### Exercise directions
Search the data for the word "выплаты" and copy every line that contains it.

Entries taken from a collection
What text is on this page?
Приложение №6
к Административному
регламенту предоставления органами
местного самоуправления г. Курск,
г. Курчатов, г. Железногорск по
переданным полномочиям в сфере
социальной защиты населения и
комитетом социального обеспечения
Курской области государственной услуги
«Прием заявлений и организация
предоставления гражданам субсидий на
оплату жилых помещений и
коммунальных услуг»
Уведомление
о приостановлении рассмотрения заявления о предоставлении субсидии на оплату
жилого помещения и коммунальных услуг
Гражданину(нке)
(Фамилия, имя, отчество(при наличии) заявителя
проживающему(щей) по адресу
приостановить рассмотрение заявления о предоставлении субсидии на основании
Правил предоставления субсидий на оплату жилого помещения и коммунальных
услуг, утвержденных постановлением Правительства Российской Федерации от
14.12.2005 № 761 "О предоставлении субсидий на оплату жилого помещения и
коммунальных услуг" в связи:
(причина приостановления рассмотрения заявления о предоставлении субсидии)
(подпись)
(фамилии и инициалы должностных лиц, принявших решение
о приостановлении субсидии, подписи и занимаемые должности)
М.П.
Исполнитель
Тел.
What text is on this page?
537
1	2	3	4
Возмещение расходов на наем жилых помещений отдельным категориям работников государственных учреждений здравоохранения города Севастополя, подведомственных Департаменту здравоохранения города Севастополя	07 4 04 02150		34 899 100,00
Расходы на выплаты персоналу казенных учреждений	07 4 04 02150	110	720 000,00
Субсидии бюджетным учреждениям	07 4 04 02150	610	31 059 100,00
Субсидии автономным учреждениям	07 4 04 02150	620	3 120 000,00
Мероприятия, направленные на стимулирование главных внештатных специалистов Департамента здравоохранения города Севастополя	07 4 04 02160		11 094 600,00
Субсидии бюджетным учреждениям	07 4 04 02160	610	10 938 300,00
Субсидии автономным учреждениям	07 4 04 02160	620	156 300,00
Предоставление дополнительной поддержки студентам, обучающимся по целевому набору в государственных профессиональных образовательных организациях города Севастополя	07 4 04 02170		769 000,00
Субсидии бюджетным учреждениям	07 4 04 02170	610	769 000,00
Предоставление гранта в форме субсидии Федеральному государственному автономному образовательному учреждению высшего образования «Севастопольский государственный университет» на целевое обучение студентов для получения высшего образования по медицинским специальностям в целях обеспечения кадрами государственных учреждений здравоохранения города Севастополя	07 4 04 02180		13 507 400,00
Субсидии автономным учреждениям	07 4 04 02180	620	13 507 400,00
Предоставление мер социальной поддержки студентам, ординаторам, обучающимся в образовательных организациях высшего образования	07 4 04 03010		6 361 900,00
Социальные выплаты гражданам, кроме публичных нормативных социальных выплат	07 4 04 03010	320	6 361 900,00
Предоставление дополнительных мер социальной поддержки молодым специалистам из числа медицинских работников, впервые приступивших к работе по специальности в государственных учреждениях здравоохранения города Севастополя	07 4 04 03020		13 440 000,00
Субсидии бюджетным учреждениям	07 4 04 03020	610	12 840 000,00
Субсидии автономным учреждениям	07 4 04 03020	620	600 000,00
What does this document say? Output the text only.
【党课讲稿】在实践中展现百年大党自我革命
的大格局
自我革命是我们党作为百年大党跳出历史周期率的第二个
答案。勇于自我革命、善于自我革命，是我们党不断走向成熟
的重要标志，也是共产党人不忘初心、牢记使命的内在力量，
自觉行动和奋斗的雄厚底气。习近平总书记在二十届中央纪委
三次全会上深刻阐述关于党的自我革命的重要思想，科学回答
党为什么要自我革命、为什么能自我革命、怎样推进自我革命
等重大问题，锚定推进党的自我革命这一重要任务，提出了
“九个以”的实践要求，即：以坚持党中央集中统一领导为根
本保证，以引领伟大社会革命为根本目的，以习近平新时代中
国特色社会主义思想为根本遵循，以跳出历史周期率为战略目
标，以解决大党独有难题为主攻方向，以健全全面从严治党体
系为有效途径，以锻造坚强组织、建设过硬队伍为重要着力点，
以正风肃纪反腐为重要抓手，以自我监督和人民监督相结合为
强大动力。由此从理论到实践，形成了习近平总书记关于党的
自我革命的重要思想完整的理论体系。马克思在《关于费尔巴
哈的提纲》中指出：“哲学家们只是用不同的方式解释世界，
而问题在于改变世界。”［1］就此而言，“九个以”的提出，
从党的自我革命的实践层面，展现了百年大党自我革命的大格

### Reply
Расходы на выплаты персоналу казенных учреждений	07 4 04 02150	110	720 000,00
Социальные выплаты гражданам, кроме публичных нормативных социальных выплат	07 4 04 03010	320	6 361 900,00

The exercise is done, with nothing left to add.